**Exercise directions:** In your answer, transcribe all of the data exactly.

(Excerpts from a figure dataset)
++++++
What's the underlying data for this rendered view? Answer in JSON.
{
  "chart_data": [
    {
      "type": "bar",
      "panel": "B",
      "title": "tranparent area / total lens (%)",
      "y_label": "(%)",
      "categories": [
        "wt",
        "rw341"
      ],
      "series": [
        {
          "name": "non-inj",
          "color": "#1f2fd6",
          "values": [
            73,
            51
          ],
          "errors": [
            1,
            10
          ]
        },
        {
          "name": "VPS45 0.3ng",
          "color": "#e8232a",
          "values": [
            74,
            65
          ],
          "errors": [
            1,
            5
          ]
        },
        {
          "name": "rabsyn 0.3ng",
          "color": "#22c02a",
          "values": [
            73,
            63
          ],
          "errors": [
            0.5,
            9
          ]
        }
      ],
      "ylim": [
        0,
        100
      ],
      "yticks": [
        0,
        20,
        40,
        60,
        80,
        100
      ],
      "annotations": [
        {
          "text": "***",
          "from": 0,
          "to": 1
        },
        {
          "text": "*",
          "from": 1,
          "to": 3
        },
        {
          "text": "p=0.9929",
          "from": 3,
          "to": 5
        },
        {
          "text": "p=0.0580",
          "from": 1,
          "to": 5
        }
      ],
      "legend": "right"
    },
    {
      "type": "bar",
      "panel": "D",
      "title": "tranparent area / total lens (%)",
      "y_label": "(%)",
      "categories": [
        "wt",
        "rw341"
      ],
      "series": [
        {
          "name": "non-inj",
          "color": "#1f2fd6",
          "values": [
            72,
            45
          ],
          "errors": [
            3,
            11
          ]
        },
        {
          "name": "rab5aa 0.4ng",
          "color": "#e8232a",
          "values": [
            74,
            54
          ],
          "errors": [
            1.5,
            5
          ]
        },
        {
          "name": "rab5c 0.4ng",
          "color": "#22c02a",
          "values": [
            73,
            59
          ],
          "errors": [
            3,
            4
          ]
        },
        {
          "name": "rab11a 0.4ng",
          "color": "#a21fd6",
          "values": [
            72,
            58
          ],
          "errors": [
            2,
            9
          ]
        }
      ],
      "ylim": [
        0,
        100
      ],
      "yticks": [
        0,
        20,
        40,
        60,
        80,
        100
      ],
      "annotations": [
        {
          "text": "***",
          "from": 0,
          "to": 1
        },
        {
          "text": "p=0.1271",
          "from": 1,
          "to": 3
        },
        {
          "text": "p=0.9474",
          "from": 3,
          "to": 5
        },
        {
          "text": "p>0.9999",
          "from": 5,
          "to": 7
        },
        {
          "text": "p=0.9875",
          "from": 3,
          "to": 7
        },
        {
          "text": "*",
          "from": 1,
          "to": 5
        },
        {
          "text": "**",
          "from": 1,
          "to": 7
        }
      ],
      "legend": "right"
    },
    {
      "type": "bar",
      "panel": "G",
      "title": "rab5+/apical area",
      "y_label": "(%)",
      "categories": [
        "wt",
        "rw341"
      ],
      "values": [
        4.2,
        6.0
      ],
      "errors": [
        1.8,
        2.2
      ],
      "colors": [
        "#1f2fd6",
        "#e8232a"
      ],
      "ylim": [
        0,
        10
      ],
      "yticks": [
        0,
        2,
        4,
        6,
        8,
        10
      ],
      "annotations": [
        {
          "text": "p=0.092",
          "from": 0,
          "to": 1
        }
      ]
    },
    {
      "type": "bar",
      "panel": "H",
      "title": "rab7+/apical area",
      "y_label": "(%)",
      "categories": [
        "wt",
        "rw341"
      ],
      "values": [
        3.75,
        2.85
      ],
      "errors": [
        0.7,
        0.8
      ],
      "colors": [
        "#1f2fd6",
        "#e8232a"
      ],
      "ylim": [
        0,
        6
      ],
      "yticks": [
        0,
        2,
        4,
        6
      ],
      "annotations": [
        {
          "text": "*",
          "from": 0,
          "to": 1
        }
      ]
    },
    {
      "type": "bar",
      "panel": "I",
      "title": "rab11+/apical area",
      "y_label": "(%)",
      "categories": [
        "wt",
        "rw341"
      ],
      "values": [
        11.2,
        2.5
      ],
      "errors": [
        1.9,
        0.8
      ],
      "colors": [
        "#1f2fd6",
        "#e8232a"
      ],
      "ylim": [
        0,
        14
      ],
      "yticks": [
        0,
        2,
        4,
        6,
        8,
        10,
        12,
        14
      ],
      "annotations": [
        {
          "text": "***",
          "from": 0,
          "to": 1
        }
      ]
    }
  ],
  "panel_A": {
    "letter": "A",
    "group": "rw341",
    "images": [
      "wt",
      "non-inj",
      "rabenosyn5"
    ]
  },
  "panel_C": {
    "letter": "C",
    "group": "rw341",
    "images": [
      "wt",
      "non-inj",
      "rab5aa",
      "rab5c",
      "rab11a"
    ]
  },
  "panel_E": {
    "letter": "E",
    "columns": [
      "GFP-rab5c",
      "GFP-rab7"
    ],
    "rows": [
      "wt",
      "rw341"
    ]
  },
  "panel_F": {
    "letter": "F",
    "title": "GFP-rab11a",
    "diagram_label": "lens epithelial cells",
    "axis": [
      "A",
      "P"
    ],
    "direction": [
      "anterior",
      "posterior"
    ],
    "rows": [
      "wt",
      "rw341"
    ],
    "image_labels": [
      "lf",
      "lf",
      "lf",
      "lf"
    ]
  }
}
++++++
**Output for this exercise:**
What's the underlying data for this rendered view? Answer in JSON.
{
  "chart_data": [
    {
      "type": "bar",
      "panel": "B",
      "title": "tranparent area / total lens (%)",
      "y_label": "(%)",
      "categories": [
        "wt",
        "rw341"
      ],
      "series": [
        {
          "name": "non-inj",
          "color": "#1f2fd6",
          "values": [
            73,
            51
          ],
          "errors": [
            1,
            10
          ]
        },
        {
          "name": "VPS45 0.3ng",
          "color": "#e8232a",
          "values": [
            74,
            65
          ],
          "errors": [
            1,
            5
          ]
        },
        {
          "name": "rabsyn 0.3ng",
          "color": "#22c02a",
          "values": [
            73,
            63
          ],
          "errors": [
            0.5,
            9
          ]
        }
      ],
      "ylim": [
        0,
        100
      ],
      "yticks": [
        0,
        20,
        40,
        60,
        80,
        100
      ],
      "annotations": [
        {
          "text": "***",
          "from": 0,
          "to": 1
        },
        {
          "text": "*",
          "from": 1,
          "to": 3
        },
        {
          "text": "p=0.9929",
          "from": 3,
          "to": 5
        },
        {
          "text": "p=0.0580",
          "from": 1,
          "to": 5
        }
      ],
      "legend": "right"
    },
    {
      "type": "bar",
      "panel": "D",
      "title": "tranparent area / total lens (%)",
      "y_label": "(%)",
      "categories": [
        "wt",
        "rw341"
      ],
      "series": [
        {
          "name": "non-inj",
          "color": "#1f2fd6",
          "values": [
            72,
            45
          ],
          "errors": [
            3,
            11
          ]
        },
        {
          "name": "rab5aa 0.4ng",
          "color": "#e8232a",
          "values": [
            74,
            54
          ],
          "errors": [
            1.5,
            5
          ]
        },
        {
          "name": "rab5c 0.4ng",
          "color": "#22c02a",
          "values": [
            73,
            59
          ],
          "errors": [
            3,
            4
          ]
        },
        {
          "name": "rab11a 0.4ng",
          "color": "#a21fd6",
          "values": [
            72,
            58
          ],
          "errors": [
            2,
            9
          ]
        }
      ],
      "ylim": [
        0,
        100
      ],
      "yticks": [
        0,
        20,
        40,
        60,
        80,
        100
      ],
      "annotations": [
        {
          "text": "***",
          "from": 0,
          "to": 1
        },
        {
          "text": "p=0.1271",
          "from": 1,
          "to": 3
        },
        {
          "text": "p=0.9474",
          "from": 3,
          "to": 5
        },
        {
          "text": "p>0.9999",
          "from": 5,
          "to": 7
        },
        {
          "text": "p=0.9875",
          "from": 3,
          "to": 7
        },
        {
          "text": "*",
          "from": 1,
          "to": 5
        },
        {
          "text": "**",
          "from": 1,
          "to": 7
        }
      ],
      "legend": "right"
    },
    {
      "type": "bar",
      "panel": "G",
      "title": "rab5+/apical area",
      "y_label": "(%)",
      "categories": [
        "wt",
        "rw341"
      ],
      "values": [
        4.2,
        6.0
      ],
      "errors": [
        1.8,
        2.2
      ],
      "colors": [
        "#1f2fd6",
        "#e8232a"
      ],
      "ylim": [
        0,
        10
      ],
      "yticks": [
        0,
        2,
        4,
        6,
        8,
        10
      ],
      "annotations": [
        {
          "text": "p=0.092",
          "from": 0,
          "to": 1
        }
      ]
    },
    {
      "type": "bar",
      "panel": "H",
      "title": "rab7+/apical area",
      "y_label": "(%)",
      "categories": [
        "wt",
        "rw341"
      ],
      "values": [
        3.75,
        2.85
      ],
      "errors": [
        0.7,
        0.8
      ],
      "colors": [
        "#1f2fd6",
        "#e8232a"
      ],
      "ylim": [
        0,
        6
      ],
      "yticks": [
        0,
        2,
        4,
        6
      ],
      "annotations": [
        {
          "text": "*",
          "from": 0,
          "to": 1
        }
      ]
    },
    {
      "type": "bar",
      "panel": "I",
      "title": "rab11+/apical area",
      "y_label": "(%)",
      "categories": [
        "wt",
        "rw341"
      ],
      "values": [
        11.2,
        2.5
      ],
      "errors": [
        1.9,
        0.8
      ],
      "colors": [
        "#1f2fd6",
        "#e8232a"
      ],
      "ylim": [
        0,
        14
      ],
      "yticks": [
        0,
        2,
        4,
        6,
        8,
        10,
        12,
        14
      ],
      "annotations": [
        {
          "text": "***",
          "from": 0,
          "to": 1
        }
      ]
    }
  ],
  "panel_A": {
    "letter": "A",
    "group": "rw341",
    "images": [
      "wt",
      "non-inj",
      "rabenosyn5"
    ]
  },
  "panel_C": {
    "letter": "C",
    "group": "rw341",
    "images": [
      "wt",
      "non-inj",
      "rab5aa",
      "rab5c",
      "rab11a"
    ]
  },
  "panel_E": {
    "letter": "E",
    "columns": [
      "GFP-rab5c",
      "GFP-rab7"
    ],
    "rows": [
      "wt",
      "rw341"
    ]
  },
  "panel_F": {
    "letter": "F",
    "title": "GFP-rab11a",
    "diagram_label": "lens epithelial cells",
    "axis": [
      "A",
      "P"
    ],
    "direction": [
      "anterior",
      "posterior"
    ],
    "rows": [
      "wt",
      "rw341"
    ],
    "image_labels": [
      "lf",
      "lf",
      "lf",
      "lf"
    ]
  }
}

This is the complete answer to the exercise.